* Start Material supplied *

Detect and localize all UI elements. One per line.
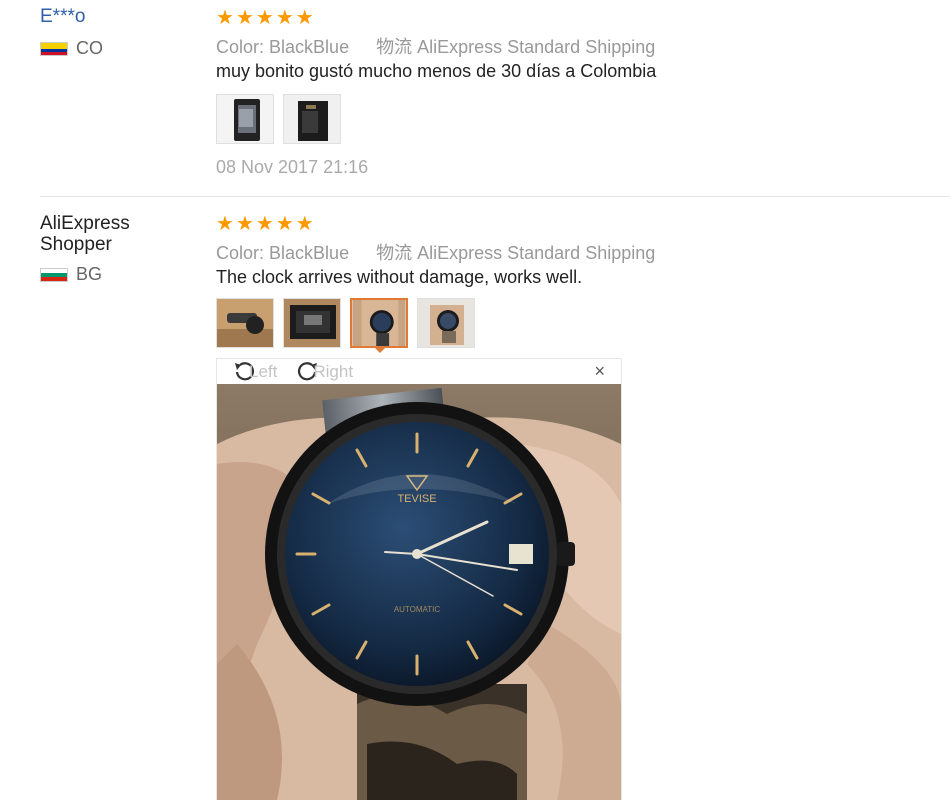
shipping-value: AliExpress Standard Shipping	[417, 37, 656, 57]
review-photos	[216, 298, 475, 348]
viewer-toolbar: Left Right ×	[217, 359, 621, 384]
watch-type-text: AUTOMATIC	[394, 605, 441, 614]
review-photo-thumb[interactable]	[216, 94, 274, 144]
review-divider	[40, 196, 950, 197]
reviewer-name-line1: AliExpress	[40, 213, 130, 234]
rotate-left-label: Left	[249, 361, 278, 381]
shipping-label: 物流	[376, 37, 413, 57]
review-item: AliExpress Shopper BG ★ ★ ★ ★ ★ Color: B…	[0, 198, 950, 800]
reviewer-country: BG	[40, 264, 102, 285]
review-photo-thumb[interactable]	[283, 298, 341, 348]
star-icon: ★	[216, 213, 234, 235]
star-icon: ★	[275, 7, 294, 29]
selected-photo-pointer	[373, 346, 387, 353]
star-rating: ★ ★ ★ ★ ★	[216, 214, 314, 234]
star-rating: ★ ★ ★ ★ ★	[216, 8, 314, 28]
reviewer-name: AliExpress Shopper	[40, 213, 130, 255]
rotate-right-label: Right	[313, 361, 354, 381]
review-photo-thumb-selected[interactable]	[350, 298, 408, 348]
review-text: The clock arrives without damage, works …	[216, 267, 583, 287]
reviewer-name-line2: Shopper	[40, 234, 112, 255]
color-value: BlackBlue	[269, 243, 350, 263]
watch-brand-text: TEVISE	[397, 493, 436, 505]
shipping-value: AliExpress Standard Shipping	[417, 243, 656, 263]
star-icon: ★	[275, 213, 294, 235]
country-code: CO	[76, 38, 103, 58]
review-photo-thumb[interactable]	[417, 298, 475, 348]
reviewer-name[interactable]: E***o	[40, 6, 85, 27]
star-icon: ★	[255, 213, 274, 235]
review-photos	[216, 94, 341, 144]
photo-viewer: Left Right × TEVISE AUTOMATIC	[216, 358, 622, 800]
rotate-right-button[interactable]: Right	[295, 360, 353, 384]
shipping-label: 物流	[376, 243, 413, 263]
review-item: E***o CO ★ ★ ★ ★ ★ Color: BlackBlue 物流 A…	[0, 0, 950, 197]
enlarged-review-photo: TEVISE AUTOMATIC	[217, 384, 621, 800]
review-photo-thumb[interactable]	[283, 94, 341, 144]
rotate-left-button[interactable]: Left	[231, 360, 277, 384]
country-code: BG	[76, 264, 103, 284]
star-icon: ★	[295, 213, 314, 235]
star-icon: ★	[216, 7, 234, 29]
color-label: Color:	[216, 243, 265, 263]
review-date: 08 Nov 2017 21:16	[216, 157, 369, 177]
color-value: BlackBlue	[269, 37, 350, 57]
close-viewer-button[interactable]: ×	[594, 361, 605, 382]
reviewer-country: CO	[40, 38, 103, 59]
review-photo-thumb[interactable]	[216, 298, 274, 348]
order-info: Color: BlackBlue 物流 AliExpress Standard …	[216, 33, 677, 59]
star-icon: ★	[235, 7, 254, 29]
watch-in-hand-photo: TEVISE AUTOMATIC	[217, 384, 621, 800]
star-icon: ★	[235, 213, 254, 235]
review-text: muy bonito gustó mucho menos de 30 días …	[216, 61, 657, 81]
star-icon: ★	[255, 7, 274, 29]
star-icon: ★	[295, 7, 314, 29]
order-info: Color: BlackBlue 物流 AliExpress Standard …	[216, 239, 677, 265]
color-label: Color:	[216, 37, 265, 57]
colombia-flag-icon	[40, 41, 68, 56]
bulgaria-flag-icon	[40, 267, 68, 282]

* End Material supplied *

> Exercise objective: Return every line of the data above without changing a word, and leave out the pictures.

> Solution:
Detect and localize all UI elements. One per line.
shipping-value: AliExpress Standard Shipping	[417, 37, 656, 57]
review-photos	[216, 298, 475, 348]
viewer-toolbar: Left Right ×	[217, 359, 621, 384]
watch-type-text: AUTOMATIC	[394, 605, 441, 614]
review-photo-thumb[interactable]	[216, 94, 274, 144]
review-divider	[40, 196, 950, 197]
reviewer-name-line1: AliExpress	[40, 213, 130, 234]
rotate-left-label: Left	[249, 361, 278, 381]
shipping-label: 物流	[376, 37, 413, 57]
review-item: AliExpress Shopper BG ★ ★ ★ ★ ★ Color: B…	[0, 198, 950, 800]
reviewer-country: BG	[40, 264, 102, 285]
review-photo-thumb[interactable]	[283, 298, 341, 348]
star-icon: ★	[216, 213, 234, 235]
star-icon: ★	[275, 7, 294, 29]
selected-photo-pointer	[373, 346, 387, 353]
star-rating: ★ ★ ★ ★ ★	[216, 214, 314, 234]
star-rating: ★ ★ ★ ★ ★	[216, 8, 314, 28]
reviewer-name: AliExpress Shopper	[40, 213, 130, 255]
rotate-right-label: Right	[313, 361, 354, 381]
review-photo-thumb-selected[interactable]	[350, 298, 408, 348]
review-text: The clock arrives without damage, works …	[216, 267, 583, 287]
reviewer-name-line2: Shopper	[40, 234, 112, 255]
color-value: BlackBlue	[269, 243, 350, 263]
watch-brand-text: TEVISE	[397, 493, 436, 505]
shipping-value: AliExpress Standard Shipping	[417, 243, 656, 263]
star-icon: ★	[275, 213, 294, 235]
country-code: CO	[76, 38, 103, 58]
review-photo-thumb[interactable]	[417, 298, 475, 348]
reviewer-name[interactable]: E***o	[40, 6, 85, 27]
star-icon: ★	[255, 213, 274, 235]
review-photos	[216, 94, 341, 144]
photo-viewer: Left Right × TEVISE AUTOMATIC	[216, 358, 622, 800]
rotate-right-button[interactable]: Right	[295, 360, 353, 384]
shipping-label: 物流	[376, 243, 413, 263]
review-item: E***o CO ★ ★ ★ ★ ★ Color: BlackBlue 物流 A…	[0, 0, 950, 197]
enlarged-review-photo: TEVISE AUTOMATIC	[217, 384, 621, 800]
review-photo-thumb[interactable]	[283, 94, 341, 144]
rotate-left-button[interactable]: Left	[231, 360, 277, 384]
country-code: BG	[76, 264, 103, 284]
star-icon: ★	[295, 213, 314, 235]
star-icon: ★	[216, 7, 234, 29]
color-label: Color:	[216, 243, 265, 263]
review-date: 08 Nov 2017 21:16	[216, 157, 369, 177]
color-value: BlackBlue	[269, 37, 350, 57]
close-viewer-button[interactable]: ×	[594, 361, 605, 382]
reviewer-country: CO	[40, 38, 103, 59]
review-photo-thumb[interactable]	[216, 298, 274, 348]
order-info: Color: BlackBlue 物流 AliExpress Standard …	[216, 33, 677, 59]
star-icon: ★	[235, 7, 254, 29]
watch-in-hand-photo: TEVISE AUTOMATIC	[217, 384, 621, 800]
star-icon: ★	[235, 213, 254, 235]
review-text: muy bonito gustó mucho menos de 30 días …	[216, 61, 657, 81]
star-icon: ★	[255, 7, 274, 29]
star-icon: ★	[295, 7, 314, 29]
order-info: Color: BlackBlue 物流 AliExpress Standard …	[216, 239, 677, 265]
color-label: Color:	[216, 37, 265, 57]
colombia-flag-icon	[40, 41, 68, 56]
bulgaria-flag-icon	[40, 267, 68, 282]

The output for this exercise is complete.